Records that describe figures:
▼▼▼

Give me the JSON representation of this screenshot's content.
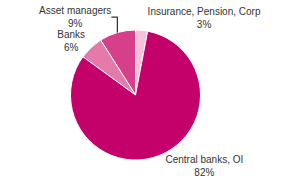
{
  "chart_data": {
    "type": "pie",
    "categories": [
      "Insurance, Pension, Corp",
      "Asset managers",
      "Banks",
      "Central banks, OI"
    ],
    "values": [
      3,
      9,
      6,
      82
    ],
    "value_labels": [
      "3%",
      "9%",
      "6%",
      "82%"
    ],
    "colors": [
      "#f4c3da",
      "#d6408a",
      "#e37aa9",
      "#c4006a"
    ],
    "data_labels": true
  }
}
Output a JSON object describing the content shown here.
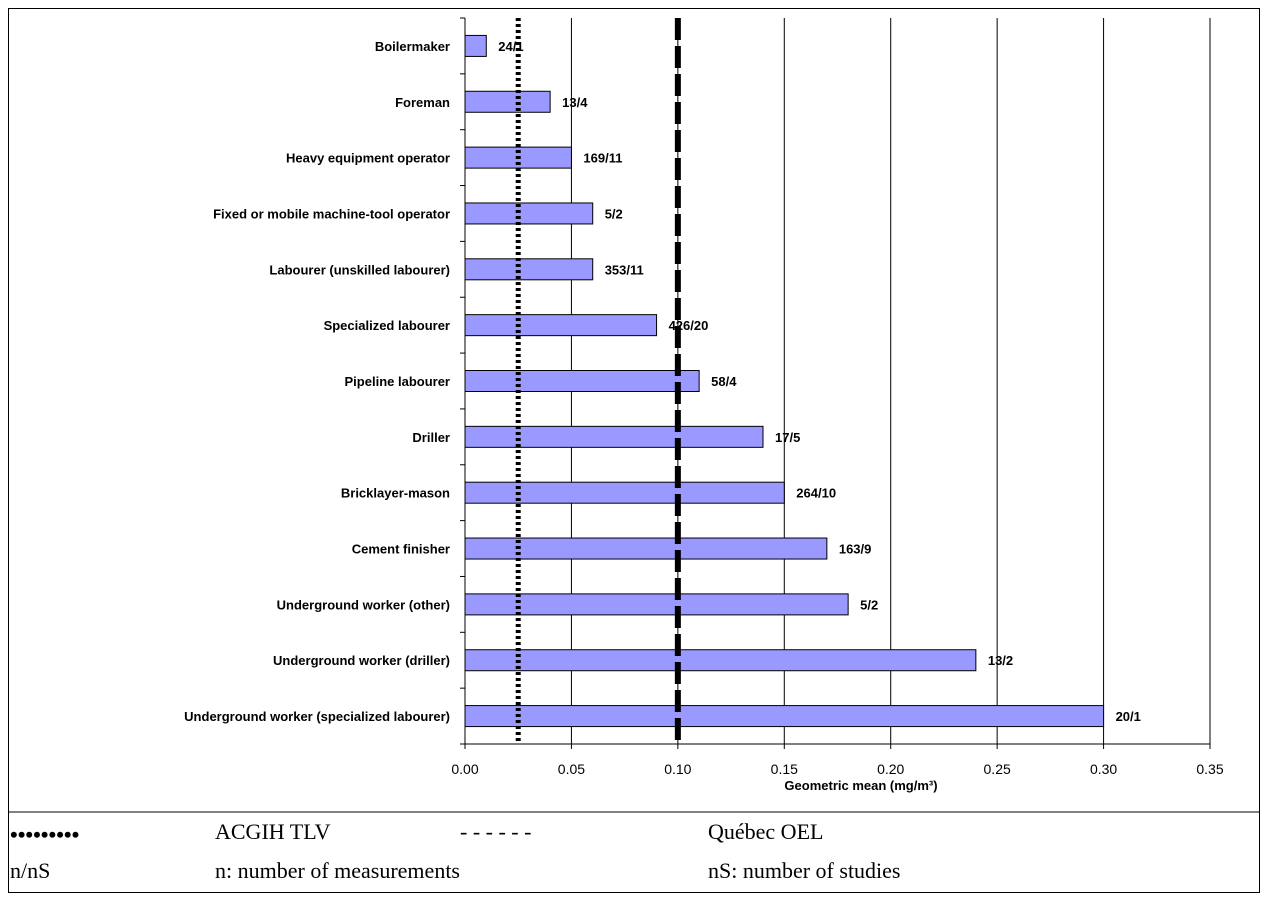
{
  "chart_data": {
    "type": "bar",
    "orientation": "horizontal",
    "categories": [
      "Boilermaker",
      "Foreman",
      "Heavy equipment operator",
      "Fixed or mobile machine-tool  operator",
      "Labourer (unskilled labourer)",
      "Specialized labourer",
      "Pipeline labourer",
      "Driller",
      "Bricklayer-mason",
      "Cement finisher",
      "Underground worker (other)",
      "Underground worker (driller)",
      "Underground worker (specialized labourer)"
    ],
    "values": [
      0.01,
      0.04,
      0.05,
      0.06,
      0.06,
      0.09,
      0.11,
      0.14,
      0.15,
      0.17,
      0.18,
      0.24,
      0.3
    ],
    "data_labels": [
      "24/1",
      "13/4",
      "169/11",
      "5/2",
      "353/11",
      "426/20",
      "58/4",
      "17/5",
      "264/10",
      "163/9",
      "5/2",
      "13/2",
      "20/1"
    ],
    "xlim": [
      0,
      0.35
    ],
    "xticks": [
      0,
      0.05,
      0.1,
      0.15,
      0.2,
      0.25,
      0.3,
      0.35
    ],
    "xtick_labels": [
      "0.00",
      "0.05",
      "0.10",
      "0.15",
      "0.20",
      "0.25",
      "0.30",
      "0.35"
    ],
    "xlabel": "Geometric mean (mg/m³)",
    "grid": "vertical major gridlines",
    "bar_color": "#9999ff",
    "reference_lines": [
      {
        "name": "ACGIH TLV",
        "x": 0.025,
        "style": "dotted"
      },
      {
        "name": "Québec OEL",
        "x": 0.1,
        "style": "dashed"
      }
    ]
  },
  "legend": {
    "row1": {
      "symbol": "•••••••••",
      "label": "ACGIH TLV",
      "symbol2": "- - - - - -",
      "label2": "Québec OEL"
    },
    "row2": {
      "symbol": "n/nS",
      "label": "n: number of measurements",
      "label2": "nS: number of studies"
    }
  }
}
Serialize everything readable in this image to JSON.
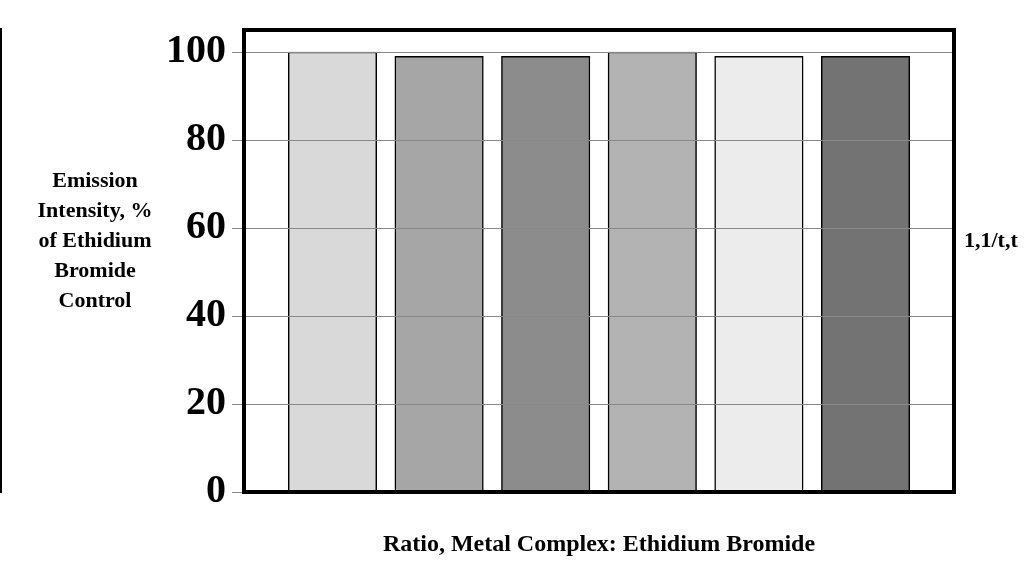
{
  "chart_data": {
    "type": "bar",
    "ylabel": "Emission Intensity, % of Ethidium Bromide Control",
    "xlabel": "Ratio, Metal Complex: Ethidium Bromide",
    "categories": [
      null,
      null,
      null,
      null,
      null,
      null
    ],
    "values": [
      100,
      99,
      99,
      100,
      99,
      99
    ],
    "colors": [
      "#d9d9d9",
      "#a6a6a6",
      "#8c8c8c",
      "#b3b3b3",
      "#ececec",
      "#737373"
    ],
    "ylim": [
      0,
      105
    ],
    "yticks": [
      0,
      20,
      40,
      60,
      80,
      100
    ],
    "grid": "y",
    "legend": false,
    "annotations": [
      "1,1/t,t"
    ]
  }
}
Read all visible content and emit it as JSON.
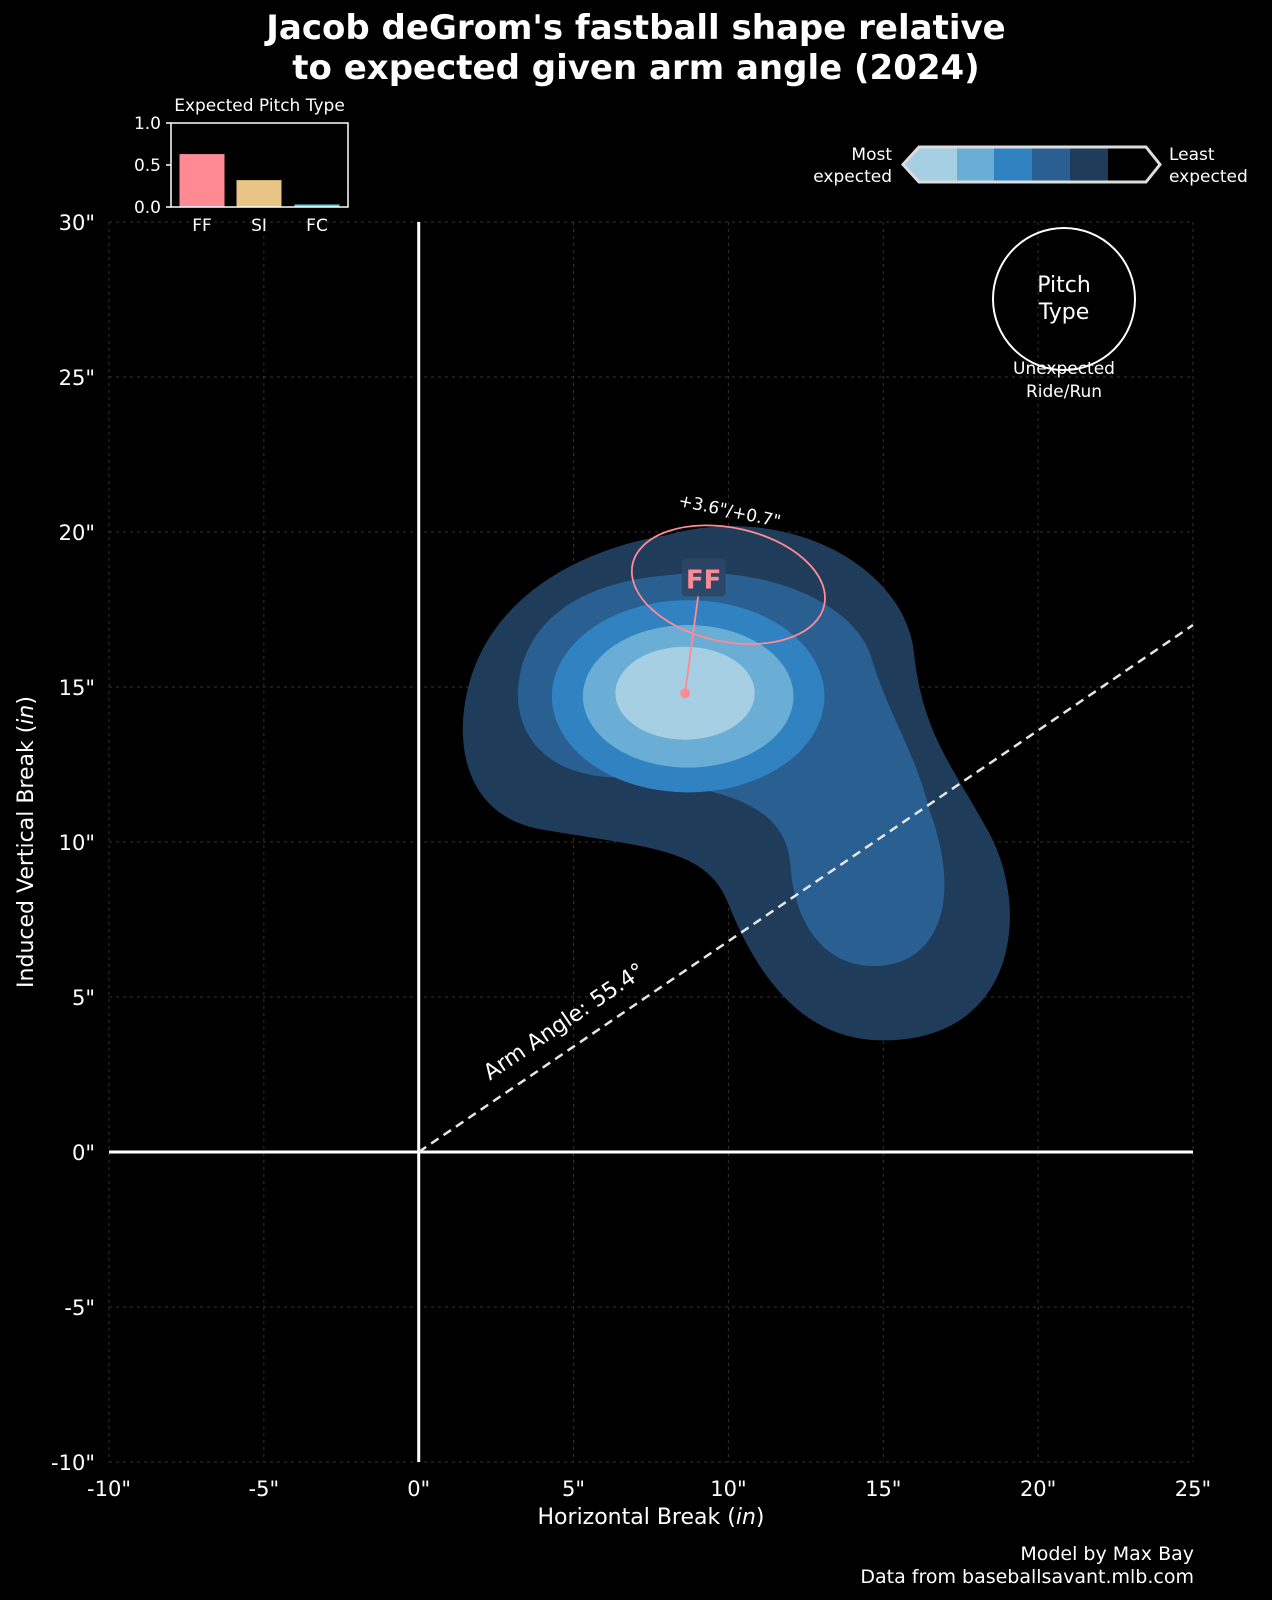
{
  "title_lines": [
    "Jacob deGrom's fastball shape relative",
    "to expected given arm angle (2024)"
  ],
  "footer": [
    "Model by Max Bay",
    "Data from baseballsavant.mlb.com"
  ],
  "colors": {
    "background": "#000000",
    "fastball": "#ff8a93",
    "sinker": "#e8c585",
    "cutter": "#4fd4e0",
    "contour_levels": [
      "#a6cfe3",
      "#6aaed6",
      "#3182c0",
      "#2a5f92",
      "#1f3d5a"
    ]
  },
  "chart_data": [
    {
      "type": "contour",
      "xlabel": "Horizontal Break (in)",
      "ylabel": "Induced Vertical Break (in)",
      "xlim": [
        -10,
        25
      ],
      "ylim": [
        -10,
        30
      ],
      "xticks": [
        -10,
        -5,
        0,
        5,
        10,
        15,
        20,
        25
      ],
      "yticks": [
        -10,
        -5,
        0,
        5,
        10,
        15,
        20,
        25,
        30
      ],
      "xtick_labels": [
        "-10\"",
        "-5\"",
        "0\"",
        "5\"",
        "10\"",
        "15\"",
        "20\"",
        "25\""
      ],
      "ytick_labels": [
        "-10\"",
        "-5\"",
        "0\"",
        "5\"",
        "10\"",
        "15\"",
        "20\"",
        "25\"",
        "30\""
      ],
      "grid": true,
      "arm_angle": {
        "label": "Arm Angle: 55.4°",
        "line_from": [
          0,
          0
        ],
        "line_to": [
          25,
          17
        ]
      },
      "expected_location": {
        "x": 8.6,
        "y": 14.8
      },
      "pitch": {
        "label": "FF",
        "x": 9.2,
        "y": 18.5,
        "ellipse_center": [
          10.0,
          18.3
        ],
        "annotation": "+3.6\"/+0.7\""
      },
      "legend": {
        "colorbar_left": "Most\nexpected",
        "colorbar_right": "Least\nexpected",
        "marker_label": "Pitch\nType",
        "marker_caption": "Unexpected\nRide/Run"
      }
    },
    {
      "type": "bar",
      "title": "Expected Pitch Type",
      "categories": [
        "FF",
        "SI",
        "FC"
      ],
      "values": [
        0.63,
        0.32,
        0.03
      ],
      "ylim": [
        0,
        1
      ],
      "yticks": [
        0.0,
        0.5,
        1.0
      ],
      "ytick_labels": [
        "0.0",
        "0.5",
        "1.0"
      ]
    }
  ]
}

▲▲▲

__Task instructions__: Reproduce every line above as written, skipping pictures.

__Exercise solution__:
Give me the JSON representation of this screenshot's content.
{
  "chart_data": {
    "type": "pie",
    "categories": [
      "Insurance, Pension, Corp",
      "Asset managers",
      "Banks",
      "Central banks, OI"
    ],
    "values": [
      3,
      9,
      6,
      82
    ],
    "value_labels": [
      "3%",
      "9%",
      "6%",
      "82%"
    ],
    "colors": [
      "#f4c3da",
      "#d6408a",
      "#e37aa9",
      "#c4006a"
    ],
    "data_labels": true
  }
}
Output a JSON object describing the content shown here.
{
  "chart_data": {
    "type": "bar",
    "orientation": "horizontal",
    "categories": [
      "Boilermaker",
      "Foreman",
      "Heavy equipment operator",
      "Fixed or mobile machine-tool  operator",
      "Labourer (unskilled labourer)",
      "Specialized labourer",
      "Pipeline labourer",
      "Driller",
      "Bricklayer-mason",
      "Cement finisher",
      "Underground worker (other)",
      "Underground worker (driller)",
      "Underground worker (specialized labourer)"
    ],
    "values": [
      0.01,
      0.04,
      0.05,
      0.06,
      0.06,
      0.09,
      0.11,
      0.14,
      0.15,
      0.17,
      0.18,
      0.24,
      0.3
    ],
    "data_labels": [
      "24/1",
      "13/4",
      "169/11",
      "5/2",
      "353/11",
      "426/20",
      "58/4",
      "17/5",
      "264/10",
      "163/9",
      "5/2",
      "13/2",
      "20/1"
    ],
    "xlim": [
      0,
      0.35
    ],
    "xticks": [
      0,
      0.05,
      0.1,
      0.15,
      0.2,
      0.25,
      0.3,
      0.35
    ],
    "xtick_labels": [
      "0.00",
      "0.05",
      "0.10",
      "0.15",
      "0.20",
      "0.25",
      "0.30",
      "0.35"
    ],
    "xlabel": "Geometric mean (mg/m³)",
    "grid": "vertical major gridlines",
    "bar_color": "#9999ff",
    "reference_lines": [
      {
        "name": "ACGIH TLV",
        "x": 0.025,
        "style": "dotted"
      },
      {
        "name": "Québec OEL",
        "x": 0.1,
        "style": "dashed"
      }
    ]
  },
  "legend": {
    "row1": {
      "symbol": "•••••••••",
      "label": "ACGIH TLV",
      "symbol2": "- - - - - -",
      "label2": "Québec OEL"
    },
    "row2": {
      "symbol": "n/nS",
      "label": "n: number of measurements",
      "label2": "nS: number of studies"
    }
  }
}
Serialize everything readable in this image to JSON.
{
  "chart_data": {
    "type": "bar",
    "ylabel": "Emission Intensity, % of Ethidium Bromide Control",
    "xlabel": "Ratio, Metal Complex: Ethidium Bromide",
    "categories": [
      null,
      null,
      null,
      null,
      null,
      null
    ],
    "values": [
      100,
      99,
      99,
      100,
      99,
      99
    ],
    "colors": [
      "#d9d9d9",
      "#a6a6a6",
      "#8c8c8c",
      "#b3b3b3",
      "#ececec",
      "#737373"
    ],
    "ylim": [
      0,
      105
    ],
    "yticks": [
      0,
      20,
      40,
      60,
      80,
      100
    ],
    "grid": "y",
    "legend": false,
    "annotations": [
      "1,1/t,t"
    ]
  }
}
Read all visible content and emit it as JSON.
{
  "title_lines": [
    "Jacob deGrom's fastball shape relative",
    "to expected given arm angle (2024)"
  ],
  "footer": [
    "Model by Max Bay",
    "Data from baseballsavant.mlb.com"
  ],
  "colors": {
    "background": "#000000",
    "fastball": "#ff8a93",
    "sinker": "#e8c585",
    "cutter": "#4fd4e0",
    "contour_levels": [
      "#a6cfe3",
      "#6aaed6",
      "#3182c0",
      "#2a5f92",
      "#1f3d5a"
    ]
  },
  "chart_data": [
    {
      "type": "contour",
      "xlabel": "Horizontal Break (in)",
      "ylabel": "Induced Vertical Break (in)",
      "xlim": [
        -10,
        25
      ],
      "ylim": [
        -10,
        30
      ],
      "xticks": [
        -10,
        -5,
        0,
        5,
        10,
        15,
        20,
        25
      ],
      "yticks": [
        -10,
        -5,
        0,
        5,
        10,
        15,
        20,
        25,
        30
      ],
      "xtick_labels": [
        "-10\"",
        "-5\"",
        "0\"",
        "5\"",
        "10\"",
        "15\"",
        "20\"",
        "25\""
      ],
      "ytick_labels": [
        "-10\"",
        "-5\"",
        "0\"",
        "5\"",
        "10\"",
        "15\"",
        "20\"",
        "25\"",
        "30\""
      ],
      "grid": true,
      "arm_angle": {
        "label": "Arm Angle: 55.4°",
        "line_from": [
          0,
          0
        ],
        "line_to": [
          25,
          17
        ]
      },
      "expected_location": {
        "x": 8.6,
        "y": 14.8
      },
      "pitch": {
        "label": "FF",
        "x": 9.2,
        "y": 18.5,
        "ellipse_center": [
          10.0,
          18.3
        ],
        "annotation": "+3.6\"/+0.7\""
      },
      "legend": {
        "colorbar_left": "Most\nexpected",
        "colorbar_right": "Least\nexpected",
        "marker_label": "Pitch\nType",
        "marker_caption": "Unexpected\nRide/Run"
      }
    },
    {
      "type": "bar",
      "title": "Expected Pitch Type",
      "categories": [
        "FF",
        "SI",
        "FC"
      ],
      "values": [
        0.63,
        0.32,
        0.03
      ],
      "ylim": [
        0,
        1
      ],
      "yticks": [
        0.0,
        0.5,
        1.0
      ],
      "ytick_labels": [
        "0.0",
        "0.5",
        "1.0"
      ]
    }
  ]
}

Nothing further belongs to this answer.